E-reputation : notre usage d’Internet peut nuire à notre employabilité

30. 11. 2020

8 min.

E-reputation : notre usage d’Internet peut nuire à notre employabilité
autor
Cécile Pichon

Rédactrice

La recherche d’emploi est souvent la période où l’on s’intéresse à sa visibilité en ligne : qui peut voir mon profil, et que voit-on quand on tape mon nom sur Google ? Et c’est là que l’on découvre cette photo antédiluvienne sur le site du club de foot de notre jeunesse, ce cliché gênant d’une soirée (trop) arrosée, cette nomination au concours de poésie de notre ville ou autre dossier que l’on croyait depuis longtemps classé… Mais qui voit quoi sur nous ? Notre présence en ligne peut-elle réellement nuire à notre carrière ? Comment s’assurer de garder la mainmise sur ce qu’Internet recrache de nous ?
::::
Veuillez relever, dans le texte sur l’e-réputation, chacune des choses que l’on découvre d’après la phrase commençant par « Et c’est là que l’on découvre ».
::::
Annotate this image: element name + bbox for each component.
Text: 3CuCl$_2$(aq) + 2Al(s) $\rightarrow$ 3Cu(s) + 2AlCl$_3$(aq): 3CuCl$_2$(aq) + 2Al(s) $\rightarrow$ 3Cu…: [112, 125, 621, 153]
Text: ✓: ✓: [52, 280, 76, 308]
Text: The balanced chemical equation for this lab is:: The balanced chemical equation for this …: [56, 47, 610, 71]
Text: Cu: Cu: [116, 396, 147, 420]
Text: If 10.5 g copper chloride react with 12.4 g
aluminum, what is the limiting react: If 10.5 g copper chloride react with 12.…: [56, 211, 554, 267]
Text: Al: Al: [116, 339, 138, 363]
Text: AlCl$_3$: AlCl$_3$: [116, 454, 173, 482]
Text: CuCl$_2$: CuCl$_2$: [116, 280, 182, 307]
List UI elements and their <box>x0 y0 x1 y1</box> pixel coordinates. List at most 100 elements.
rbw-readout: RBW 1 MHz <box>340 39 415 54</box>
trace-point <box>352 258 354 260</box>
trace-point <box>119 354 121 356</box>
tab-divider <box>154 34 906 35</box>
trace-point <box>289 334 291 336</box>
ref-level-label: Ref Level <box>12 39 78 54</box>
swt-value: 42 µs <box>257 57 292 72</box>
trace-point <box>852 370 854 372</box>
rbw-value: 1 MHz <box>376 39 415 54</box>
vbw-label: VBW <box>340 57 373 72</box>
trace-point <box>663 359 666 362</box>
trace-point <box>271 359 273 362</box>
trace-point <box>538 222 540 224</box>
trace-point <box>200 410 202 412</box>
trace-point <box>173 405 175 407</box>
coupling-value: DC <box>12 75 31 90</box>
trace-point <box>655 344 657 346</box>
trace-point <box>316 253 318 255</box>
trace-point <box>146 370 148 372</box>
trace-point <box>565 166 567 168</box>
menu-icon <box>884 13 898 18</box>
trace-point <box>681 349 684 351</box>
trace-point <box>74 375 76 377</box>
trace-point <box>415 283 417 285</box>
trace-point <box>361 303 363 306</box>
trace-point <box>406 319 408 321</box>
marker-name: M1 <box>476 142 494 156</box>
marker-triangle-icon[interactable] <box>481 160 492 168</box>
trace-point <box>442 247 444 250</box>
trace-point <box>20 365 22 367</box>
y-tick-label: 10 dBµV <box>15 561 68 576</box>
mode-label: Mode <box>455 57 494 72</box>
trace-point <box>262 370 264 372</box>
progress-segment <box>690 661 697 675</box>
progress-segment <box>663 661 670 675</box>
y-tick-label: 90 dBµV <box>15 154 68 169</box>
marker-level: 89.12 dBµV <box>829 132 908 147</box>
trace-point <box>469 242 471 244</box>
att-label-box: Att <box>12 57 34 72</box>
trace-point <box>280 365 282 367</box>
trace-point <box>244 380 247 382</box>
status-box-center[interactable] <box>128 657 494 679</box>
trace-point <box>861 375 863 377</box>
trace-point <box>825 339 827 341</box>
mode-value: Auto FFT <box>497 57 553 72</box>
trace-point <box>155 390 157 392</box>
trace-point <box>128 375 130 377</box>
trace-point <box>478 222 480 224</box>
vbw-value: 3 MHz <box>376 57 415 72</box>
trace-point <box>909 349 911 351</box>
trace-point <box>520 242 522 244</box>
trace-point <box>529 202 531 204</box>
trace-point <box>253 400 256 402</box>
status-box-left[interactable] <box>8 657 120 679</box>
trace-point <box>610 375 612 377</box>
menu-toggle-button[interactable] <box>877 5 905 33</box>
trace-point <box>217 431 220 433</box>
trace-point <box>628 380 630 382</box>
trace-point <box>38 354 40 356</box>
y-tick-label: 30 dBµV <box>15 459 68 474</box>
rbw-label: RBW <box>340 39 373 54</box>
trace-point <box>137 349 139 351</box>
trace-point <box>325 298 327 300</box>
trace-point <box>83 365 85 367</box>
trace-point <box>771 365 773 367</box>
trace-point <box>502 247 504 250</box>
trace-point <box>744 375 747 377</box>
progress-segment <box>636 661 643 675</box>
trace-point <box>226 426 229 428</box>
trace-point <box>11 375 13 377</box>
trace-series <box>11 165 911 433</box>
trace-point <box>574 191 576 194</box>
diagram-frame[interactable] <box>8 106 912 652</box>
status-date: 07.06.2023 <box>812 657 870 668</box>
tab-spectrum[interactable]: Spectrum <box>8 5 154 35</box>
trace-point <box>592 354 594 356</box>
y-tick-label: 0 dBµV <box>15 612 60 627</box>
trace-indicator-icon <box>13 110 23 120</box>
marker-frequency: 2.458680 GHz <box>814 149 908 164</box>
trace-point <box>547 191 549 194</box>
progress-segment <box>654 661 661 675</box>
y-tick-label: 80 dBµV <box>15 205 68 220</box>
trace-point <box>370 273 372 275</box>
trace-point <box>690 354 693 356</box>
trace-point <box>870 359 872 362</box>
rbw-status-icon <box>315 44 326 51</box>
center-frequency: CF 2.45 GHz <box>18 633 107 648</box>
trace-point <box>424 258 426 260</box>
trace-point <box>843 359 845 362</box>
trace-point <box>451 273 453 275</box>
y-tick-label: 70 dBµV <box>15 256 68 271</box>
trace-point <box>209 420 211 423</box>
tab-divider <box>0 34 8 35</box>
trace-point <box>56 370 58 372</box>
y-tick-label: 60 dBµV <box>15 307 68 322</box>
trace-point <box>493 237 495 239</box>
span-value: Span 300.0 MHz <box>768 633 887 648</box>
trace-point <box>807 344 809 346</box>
::::
BONNE RÉPONSE -
- cette photo antédiluvienne sur le site du club de foot de notre jeunesse
- ce cliché gênant d’une soirée (trop) arrosée
- cette nomination au concours de poésie de notre ville
- autre dossier que l’on croyait depuis longtemps classé